### WRITTEN PROBLEM 1
Write out everything in the reader comments below, from "Who cares what" down to "Lute (Broooklyn)".

### QUOTED TEXT

(begin)

Just enjoy the art and buy the book.
Robert Coane (US Refugee CANADA)
@ wrenhunter

• Do you think your friends won't believe you?

Who cares what "friends" believe? Living through others? How about enjoying and learning the private experience without the need to boast about it saying you were there.

• I guess it's the same impulse that some have to make terrible quality videos at concerts, instead of memories.

It's the impulse to make every personal moment a public statement. Why exert one's memory when one can record the "experience" and avoid the strain???
Constance Costigan (Lewes, DE)
Finally a statement supporting the real thing, in person experience!
I am an artist who has work in major museums, but finds it hard to get into juried shows because my work is made of layers of graphite that create optical effects depending on changing light. This doesn't come across in digital photographs. In person the work glows, in a digital reproduction it's just an image.
Lute (Broooklyn)
I think museums see it as their duty to foist art upon the public, largely to having higher visitor attendance, due to corporate voracity. This is inevitable. This article is necessary at pointing to ways we need to cherish our culture in a way that demands more of our humanity, instead of more of our financial acumen. For example, I was at the Cloisters a few months ago attempting to enjoy the sublime Merode altarpiece. As I gazed at the delicate triple shadows one sees in the central panel, I couldn't help being jolted out of the moment by the screech of handheld radios the staff use to communicate. If there is one place you expect a little silence to enjoy art it is at the Cloisters. Small things like this add up. Crowds and crowd noise can only be avoided by arriving early at museums and even then for only a short time. It seems though that instead of a hyper rush to get a collection pixelated museums should be concerned with best presenting what they have in an ambiance conducive to the best aspects of aesthetic experience. A great challenge I fear...
Janet (NY)
Beautiful beautiful beautiful. Thank you, Holland!

(end)

### INFORMATION PROVIDED

(begin)

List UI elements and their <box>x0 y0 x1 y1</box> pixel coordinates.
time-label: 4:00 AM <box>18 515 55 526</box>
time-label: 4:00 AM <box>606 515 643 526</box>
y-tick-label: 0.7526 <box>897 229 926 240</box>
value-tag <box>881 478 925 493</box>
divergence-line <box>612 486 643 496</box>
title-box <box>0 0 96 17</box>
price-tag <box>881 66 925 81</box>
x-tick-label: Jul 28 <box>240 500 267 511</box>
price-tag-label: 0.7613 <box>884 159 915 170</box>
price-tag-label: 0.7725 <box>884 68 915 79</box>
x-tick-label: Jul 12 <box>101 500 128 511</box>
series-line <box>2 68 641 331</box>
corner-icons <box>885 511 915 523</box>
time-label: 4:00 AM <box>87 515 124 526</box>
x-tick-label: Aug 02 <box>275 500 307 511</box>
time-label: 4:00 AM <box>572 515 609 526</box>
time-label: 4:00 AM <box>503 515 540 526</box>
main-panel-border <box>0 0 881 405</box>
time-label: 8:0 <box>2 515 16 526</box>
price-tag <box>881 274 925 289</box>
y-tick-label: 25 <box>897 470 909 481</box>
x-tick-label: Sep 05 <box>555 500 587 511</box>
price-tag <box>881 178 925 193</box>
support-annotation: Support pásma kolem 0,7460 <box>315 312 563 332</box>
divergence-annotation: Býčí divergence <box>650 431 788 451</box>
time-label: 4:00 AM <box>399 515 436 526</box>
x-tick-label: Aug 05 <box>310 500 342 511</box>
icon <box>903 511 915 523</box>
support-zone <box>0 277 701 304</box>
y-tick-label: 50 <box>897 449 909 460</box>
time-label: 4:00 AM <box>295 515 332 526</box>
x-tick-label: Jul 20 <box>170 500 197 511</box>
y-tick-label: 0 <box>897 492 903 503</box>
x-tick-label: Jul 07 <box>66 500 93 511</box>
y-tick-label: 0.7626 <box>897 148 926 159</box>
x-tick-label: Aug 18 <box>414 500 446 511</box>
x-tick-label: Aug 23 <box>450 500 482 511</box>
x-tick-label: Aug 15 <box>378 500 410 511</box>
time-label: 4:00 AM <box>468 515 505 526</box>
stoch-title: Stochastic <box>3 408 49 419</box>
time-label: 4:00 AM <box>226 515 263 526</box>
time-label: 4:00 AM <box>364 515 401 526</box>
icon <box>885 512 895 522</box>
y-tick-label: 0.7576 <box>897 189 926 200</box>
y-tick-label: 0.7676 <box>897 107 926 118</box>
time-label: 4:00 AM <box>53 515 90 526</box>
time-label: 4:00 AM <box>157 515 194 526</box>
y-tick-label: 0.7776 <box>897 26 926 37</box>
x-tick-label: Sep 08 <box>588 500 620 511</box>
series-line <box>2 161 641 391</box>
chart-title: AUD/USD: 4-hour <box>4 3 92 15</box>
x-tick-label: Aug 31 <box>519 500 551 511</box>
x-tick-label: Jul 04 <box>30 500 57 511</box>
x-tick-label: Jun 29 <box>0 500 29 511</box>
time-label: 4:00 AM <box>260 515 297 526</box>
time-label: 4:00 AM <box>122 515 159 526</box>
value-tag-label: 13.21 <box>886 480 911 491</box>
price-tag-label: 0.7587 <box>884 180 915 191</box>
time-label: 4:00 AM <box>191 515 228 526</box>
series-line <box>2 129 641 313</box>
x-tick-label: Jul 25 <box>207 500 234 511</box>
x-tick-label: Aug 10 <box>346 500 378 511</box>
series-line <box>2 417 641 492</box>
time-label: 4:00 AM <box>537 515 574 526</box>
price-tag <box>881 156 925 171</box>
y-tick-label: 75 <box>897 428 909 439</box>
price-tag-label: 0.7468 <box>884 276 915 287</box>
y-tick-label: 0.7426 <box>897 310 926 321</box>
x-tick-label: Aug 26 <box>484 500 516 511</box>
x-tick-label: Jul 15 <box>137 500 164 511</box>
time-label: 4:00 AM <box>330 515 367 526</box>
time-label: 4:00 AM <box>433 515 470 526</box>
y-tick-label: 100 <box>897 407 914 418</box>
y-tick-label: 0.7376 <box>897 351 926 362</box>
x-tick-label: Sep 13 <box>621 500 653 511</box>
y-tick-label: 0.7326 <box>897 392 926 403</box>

(end)
(begin)

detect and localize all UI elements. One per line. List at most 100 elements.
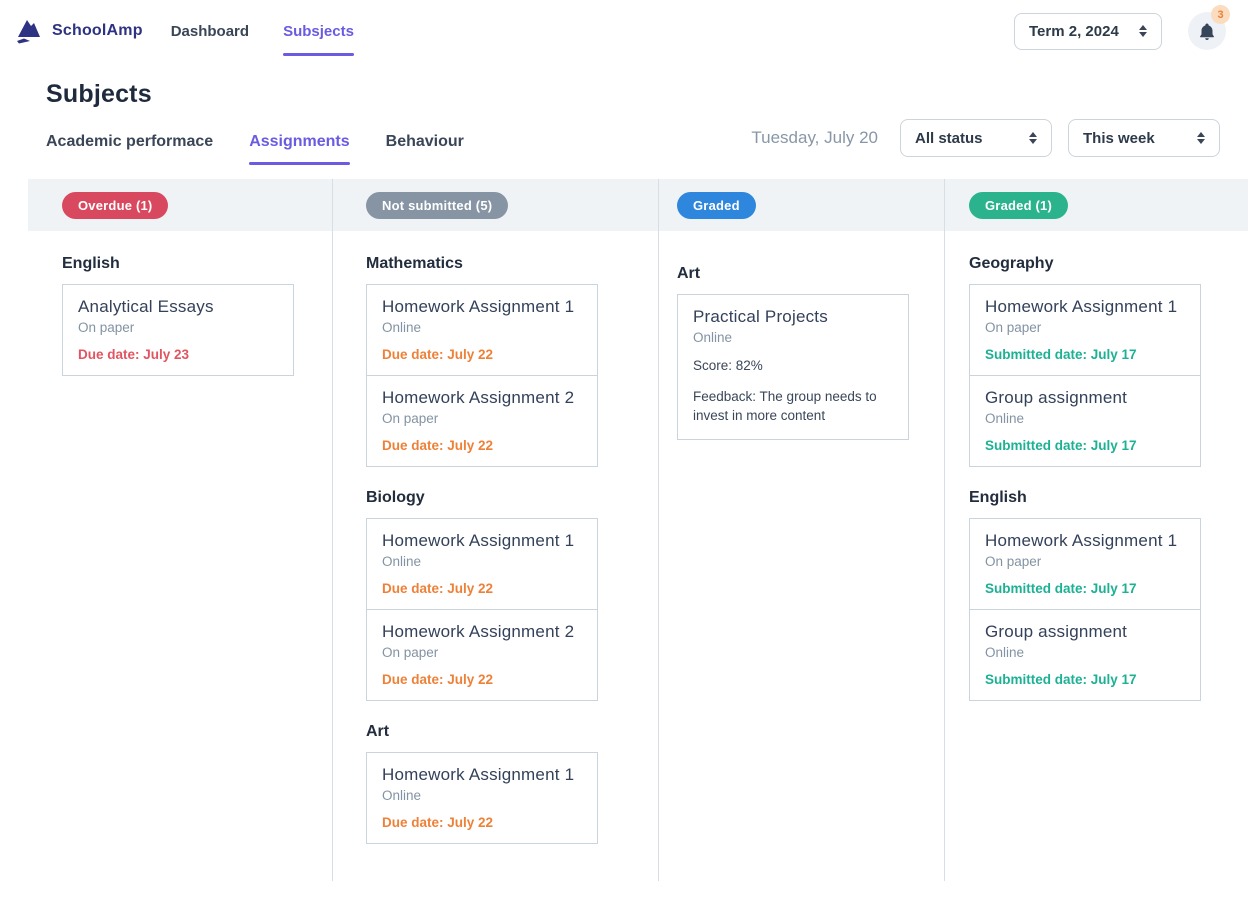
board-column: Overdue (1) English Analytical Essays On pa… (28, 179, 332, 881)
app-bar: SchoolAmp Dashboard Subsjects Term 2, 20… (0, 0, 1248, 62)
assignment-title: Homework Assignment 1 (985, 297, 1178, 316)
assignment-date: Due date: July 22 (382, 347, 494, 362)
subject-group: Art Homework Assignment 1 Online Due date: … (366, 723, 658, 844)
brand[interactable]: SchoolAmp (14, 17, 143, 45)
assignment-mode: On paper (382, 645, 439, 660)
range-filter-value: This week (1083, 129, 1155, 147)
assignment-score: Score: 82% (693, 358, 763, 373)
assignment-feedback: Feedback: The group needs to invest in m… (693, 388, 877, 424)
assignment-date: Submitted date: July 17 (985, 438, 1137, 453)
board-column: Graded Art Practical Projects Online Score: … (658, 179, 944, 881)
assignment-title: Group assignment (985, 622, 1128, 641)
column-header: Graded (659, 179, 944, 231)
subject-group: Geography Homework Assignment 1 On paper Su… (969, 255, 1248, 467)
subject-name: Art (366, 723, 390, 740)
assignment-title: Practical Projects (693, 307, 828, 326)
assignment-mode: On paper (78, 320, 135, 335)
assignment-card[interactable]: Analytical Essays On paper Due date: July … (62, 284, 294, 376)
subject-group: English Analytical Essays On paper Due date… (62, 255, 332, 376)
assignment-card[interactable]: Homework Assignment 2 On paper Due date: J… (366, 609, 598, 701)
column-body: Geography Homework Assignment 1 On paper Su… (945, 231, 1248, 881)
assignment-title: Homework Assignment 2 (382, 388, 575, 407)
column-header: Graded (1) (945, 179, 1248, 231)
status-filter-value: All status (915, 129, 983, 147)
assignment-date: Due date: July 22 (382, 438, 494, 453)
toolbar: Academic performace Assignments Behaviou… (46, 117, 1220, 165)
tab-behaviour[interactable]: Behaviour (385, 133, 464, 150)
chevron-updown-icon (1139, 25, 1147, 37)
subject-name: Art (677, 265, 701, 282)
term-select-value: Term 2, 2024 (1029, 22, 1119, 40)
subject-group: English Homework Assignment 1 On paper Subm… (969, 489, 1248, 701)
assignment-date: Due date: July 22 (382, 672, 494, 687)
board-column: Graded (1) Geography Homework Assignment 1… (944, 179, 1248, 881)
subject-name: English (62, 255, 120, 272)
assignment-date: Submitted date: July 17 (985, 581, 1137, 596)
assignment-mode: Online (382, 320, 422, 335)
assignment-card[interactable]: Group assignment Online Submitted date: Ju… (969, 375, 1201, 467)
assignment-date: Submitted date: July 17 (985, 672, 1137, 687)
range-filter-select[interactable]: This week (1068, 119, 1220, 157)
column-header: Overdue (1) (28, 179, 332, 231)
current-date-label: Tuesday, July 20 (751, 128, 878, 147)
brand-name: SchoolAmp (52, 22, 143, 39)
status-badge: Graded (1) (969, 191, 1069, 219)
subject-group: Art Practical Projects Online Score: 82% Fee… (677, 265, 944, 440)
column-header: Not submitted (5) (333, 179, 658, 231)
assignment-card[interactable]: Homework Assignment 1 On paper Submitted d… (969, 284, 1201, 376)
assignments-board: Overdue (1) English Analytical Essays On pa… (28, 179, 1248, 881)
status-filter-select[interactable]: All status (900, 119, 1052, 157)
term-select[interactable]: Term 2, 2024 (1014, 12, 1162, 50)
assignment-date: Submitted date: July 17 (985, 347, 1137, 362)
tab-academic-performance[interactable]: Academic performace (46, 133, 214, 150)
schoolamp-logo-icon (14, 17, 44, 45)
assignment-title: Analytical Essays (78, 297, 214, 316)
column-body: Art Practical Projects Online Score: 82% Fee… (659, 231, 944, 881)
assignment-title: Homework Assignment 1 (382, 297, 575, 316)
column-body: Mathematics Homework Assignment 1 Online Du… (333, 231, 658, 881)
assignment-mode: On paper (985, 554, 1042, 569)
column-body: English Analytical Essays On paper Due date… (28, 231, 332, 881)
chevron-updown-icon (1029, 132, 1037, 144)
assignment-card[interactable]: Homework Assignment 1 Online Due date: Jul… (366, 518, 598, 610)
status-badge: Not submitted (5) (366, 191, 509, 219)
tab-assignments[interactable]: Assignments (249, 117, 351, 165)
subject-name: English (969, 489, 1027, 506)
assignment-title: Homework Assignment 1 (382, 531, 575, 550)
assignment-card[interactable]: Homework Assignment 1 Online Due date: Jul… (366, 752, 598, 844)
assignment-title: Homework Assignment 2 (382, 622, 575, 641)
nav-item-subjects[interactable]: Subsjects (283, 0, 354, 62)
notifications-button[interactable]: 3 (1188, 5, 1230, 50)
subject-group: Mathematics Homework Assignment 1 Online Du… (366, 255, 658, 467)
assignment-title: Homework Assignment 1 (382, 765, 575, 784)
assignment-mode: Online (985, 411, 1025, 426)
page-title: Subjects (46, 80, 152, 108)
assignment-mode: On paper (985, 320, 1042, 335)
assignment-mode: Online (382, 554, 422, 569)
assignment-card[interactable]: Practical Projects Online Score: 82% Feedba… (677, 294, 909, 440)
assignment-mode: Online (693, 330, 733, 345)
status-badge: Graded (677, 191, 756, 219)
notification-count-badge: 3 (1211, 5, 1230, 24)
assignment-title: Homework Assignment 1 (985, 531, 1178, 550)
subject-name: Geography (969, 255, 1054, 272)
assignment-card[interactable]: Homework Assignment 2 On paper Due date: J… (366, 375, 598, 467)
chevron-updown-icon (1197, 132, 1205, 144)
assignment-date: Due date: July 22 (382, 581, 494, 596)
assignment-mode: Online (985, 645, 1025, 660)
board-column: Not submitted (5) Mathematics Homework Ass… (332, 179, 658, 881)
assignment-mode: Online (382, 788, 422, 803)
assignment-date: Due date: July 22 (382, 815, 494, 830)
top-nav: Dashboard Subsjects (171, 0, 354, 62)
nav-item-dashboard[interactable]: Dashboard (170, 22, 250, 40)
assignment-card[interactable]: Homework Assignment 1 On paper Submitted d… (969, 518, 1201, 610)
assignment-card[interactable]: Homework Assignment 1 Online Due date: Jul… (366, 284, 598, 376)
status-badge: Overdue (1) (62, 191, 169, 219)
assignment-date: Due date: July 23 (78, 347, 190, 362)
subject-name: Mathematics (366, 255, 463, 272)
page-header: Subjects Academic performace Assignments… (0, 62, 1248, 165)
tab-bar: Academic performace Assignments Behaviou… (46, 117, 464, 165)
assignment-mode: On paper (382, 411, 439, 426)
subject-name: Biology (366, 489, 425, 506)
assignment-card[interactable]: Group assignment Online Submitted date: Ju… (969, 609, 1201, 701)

(end)

### WRITTEN PROBLEM 2
In the listing, lay out everything from the line containing "board-column: Overdue (1)" down to the line containing "assignment-date: Due date: July 22 (382, 347, 494, 362)" as a JSON list of strings, one string per line and blank lines left out.

### EXERCISE ANSWER 1
Who cares what "friends" believe? Living through others? How about enjoying and learning the private experience without the need to boast about it saying you were there.

• I guess it's the same impulse that some have to make terrible quality videos at concerts, instead of memories.

It's the impulse to make every personal moment a public statement. Why exert one's memory when one can record the "experience" and avoid the strain???
Constance Costigan (Lewes, DE)
Finally a statement supporting the real thing, in person experience!
I am an artist who has work in major museums, but finds it hard to get into juried shows because my work is made of layers of graphite that create optical effects depending on changing light. This doesn't come across in digital photographs. In person the work glows, in a digital reproduction it's just an image.
Lute (Broooklyn)

### EXERCISE ANSWER 2
[
  "board-column: Overdue (1) English Analytical Essays On pa… (28, 179, 332, 881)",
  "app-bar: SchoolAmp Dashboard Subsjects Term 2, 20… (0, 0, 1248, 62)",
  "assignment-title: Homework Assignment 1 (985, 297, 1178, 316)",
  "assignment-date: Due date: July 22 (382, 347, 494, 362)"
]